EXERCISE OBJECTIVE:
Find the lines that contain the word "sich" and copy each one.

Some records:

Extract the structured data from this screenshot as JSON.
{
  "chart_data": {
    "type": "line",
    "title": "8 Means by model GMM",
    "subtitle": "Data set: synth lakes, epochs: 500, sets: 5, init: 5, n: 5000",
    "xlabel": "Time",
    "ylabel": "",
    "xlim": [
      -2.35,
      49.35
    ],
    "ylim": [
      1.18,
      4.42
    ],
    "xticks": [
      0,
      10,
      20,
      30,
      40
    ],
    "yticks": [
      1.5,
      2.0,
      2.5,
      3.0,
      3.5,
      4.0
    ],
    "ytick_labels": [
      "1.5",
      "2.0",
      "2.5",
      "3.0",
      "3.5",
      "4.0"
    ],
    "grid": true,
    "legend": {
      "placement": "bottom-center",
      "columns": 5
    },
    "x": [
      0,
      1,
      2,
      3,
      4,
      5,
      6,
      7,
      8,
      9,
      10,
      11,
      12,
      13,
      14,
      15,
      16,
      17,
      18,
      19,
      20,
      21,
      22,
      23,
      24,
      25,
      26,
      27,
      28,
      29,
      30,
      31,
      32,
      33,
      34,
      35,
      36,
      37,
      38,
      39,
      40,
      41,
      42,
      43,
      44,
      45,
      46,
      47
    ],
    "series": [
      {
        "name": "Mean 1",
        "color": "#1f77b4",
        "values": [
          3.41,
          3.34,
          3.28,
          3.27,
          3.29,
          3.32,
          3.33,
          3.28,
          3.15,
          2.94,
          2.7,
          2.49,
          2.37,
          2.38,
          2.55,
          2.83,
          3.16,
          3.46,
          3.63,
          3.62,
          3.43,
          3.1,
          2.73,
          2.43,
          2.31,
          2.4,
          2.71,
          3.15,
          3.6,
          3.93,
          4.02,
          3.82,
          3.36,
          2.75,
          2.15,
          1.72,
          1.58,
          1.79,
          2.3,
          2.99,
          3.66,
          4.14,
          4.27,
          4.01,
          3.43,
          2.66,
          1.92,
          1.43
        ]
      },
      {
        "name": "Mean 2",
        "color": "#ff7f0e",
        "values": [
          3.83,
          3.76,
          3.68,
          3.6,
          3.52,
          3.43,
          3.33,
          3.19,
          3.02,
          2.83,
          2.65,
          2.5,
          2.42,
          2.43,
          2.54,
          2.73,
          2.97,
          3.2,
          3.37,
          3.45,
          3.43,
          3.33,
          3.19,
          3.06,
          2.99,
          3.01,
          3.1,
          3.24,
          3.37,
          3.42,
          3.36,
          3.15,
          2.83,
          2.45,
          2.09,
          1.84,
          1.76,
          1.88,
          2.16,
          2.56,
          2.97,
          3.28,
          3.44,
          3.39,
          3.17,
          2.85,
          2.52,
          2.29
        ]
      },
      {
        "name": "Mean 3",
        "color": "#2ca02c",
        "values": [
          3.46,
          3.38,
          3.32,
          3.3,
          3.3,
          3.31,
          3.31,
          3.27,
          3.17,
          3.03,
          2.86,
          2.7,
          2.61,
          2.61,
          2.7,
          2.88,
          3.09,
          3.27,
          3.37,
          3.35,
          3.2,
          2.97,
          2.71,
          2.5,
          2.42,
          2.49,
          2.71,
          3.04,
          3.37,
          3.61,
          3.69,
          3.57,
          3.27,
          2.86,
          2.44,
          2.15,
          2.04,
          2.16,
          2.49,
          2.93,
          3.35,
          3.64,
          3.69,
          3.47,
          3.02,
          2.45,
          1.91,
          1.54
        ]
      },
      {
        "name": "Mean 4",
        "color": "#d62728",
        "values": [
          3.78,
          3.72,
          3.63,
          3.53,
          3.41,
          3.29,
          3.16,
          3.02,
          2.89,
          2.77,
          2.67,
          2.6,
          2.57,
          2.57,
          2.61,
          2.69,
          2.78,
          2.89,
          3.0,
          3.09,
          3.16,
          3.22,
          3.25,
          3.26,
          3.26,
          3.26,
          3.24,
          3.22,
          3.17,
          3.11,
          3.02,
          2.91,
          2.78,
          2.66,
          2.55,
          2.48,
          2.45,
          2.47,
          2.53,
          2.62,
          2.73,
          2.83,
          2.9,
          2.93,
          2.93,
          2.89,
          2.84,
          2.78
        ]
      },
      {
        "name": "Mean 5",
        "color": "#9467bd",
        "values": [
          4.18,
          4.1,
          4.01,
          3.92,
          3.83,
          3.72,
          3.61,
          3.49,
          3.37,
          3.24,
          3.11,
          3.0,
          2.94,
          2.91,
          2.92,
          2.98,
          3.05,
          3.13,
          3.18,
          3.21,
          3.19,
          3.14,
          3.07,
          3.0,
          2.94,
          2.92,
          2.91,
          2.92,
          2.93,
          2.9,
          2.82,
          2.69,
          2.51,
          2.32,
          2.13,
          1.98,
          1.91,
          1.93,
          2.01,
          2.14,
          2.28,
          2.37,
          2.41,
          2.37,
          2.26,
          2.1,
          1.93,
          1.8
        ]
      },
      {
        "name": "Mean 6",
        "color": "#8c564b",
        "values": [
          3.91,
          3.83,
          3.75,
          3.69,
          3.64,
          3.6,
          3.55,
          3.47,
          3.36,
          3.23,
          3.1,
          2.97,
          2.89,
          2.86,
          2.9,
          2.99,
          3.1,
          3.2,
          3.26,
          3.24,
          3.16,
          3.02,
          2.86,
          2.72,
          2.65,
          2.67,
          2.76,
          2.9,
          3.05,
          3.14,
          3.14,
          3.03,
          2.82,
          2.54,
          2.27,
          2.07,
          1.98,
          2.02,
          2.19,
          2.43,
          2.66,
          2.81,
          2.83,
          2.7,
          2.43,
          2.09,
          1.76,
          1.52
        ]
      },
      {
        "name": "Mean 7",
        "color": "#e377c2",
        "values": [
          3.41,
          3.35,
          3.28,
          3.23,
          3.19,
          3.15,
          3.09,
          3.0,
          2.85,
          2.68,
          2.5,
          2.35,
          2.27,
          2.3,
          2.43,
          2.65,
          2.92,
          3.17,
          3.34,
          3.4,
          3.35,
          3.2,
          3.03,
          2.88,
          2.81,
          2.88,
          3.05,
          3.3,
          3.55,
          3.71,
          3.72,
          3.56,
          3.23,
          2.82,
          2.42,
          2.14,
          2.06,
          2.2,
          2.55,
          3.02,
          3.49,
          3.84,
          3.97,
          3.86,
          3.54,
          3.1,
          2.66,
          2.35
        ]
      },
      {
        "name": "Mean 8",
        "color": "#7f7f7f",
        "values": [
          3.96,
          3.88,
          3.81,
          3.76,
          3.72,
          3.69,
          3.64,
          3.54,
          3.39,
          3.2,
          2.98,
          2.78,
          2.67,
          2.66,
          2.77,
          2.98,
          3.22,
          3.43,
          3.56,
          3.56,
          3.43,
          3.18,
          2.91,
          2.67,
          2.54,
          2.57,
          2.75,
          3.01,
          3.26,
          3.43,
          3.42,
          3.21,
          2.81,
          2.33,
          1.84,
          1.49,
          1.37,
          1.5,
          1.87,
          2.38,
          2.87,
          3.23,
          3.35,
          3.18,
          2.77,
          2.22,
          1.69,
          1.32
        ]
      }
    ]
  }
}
--
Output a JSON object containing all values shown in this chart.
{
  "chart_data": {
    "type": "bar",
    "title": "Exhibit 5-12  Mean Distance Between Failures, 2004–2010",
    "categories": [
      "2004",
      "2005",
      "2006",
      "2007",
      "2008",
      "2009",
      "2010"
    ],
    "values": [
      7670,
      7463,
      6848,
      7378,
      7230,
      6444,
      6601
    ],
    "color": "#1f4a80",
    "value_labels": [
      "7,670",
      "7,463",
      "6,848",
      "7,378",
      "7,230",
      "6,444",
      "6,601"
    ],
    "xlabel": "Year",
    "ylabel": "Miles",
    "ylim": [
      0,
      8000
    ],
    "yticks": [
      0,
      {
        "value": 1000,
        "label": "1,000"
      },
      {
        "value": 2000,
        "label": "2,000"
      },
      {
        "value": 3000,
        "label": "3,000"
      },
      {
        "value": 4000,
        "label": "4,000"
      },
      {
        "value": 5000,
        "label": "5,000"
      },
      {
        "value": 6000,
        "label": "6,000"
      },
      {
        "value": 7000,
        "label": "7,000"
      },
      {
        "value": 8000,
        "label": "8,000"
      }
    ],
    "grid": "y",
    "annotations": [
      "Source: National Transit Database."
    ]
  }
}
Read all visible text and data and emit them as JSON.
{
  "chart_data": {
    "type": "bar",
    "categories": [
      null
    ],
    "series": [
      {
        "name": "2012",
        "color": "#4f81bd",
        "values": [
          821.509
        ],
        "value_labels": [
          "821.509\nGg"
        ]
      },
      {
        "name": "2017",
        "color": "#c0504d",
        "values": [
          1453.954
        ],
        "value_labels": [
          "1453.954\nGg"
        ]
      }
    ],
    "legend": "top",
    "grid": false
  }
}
* * *
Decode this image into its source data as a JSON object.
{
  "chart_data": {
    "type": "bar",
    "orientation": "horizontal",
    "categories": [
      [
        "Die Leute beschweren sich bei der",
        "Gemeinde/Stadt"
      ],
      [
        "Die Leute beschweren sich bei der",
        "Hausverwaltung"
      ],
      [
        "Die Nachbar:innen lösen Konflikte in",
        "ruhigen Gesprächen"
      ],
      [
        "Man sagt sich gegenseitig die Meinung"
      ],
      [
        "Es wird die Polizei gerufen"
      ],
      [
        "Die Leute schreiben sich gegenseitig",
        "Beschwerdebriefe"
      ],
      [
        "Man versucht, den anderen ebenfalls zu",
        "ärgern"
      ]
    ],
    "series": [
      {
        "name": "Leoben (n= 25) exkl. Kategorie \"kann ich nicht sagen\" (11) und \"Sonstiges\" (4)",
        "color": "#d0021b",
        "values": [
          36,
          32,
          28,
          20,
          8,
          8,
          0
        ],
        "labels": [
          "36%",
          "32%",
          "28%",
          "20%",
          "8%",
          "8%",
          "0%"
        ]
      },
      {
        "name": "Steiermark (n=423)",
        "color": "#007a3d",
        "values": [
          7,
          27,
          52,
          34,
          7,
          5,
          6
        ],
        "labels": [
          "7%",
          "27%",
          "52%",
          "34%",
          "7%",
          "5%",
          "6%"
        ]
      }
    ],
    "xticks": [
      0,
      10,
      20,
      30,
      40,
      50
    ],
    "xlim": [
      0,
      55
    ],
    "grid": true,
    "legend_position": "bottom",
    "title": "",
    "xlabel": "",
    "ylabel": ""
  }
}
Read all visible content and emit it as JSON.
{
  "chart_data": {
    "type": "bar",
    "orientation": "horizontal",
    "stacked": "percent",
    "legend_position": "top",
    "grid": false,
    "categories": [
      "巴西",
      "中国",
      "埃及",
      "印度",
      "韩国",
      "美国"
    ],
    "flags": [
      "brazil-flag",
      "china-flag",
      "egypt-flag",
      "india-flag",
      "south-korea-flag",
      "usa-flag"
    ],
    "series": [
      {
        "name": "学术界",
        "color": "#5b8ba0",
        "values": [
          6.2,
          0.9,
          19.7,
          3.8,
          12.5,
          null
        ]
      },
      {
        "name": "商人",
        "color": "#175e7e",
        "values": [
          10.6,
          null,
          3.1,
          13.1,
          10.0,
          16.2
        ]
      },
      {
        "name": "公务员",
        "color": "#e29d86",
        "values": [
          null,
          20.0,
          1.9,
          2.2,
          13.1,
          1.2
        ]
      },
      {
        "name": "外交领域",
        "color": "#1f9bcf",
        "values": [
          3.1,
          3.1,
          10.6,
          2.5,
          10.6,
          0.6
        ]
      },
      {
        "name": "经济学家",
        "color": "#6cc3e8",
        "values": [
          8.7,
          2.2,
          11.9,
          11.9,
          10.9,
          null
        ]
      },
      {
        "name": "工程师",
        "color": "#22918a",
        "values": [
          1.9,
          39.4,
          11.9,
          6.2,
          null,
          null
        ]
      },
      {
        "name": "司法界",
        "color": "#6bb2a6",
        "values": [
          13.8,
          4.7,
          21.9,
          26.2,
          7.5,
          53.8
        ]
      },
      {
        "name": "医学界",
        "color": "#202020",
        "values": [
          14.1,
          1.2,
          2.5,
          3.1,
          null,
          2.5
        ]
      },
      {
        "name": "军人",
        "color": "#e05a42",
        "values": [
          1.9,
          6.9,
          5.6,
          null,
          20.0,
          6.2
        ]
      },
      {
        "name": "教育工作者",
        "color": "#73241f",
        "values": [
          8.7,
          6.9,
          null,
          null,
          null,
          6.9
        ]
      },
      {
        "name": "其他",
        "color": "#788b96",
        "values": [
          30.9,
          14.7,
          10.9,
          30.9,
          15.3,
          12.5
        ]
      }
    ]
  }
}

OUTPUT OF THE EXERCISE:
        "Die Leute beschweren sich bei der",
        "Die Leute beschweren sich bei der",
        "Man sagt sich gegenseitig die Meinung"
        "Die Leute schreiben sich gegenseitig",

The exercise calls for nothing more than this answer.